TASK REQUIREMENTS: Answer with nothing except the number of lines that contain the word "will".

# START OF MATERIAL SHOWN

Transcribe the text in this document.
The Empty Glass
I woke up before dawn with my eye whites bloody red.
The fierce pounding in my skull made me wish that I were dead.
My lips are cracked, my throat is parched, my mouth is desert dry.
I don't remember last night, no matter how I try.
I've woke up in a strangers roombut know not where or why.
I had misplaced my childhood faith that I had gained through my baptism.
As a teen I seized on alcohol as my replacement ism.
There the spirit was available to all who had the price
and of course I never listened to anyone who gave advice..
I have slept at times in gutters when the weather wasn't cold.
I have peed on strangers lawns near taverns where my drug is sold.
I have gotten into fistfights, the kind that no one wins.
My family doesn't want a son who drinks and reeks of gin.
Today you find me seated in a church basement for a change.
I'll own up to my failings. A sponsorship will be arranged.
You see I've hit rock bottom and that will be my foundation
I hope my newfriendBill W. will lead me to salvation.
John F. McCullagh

# END OF MATERIAL SHOWN

SOLUTION: 3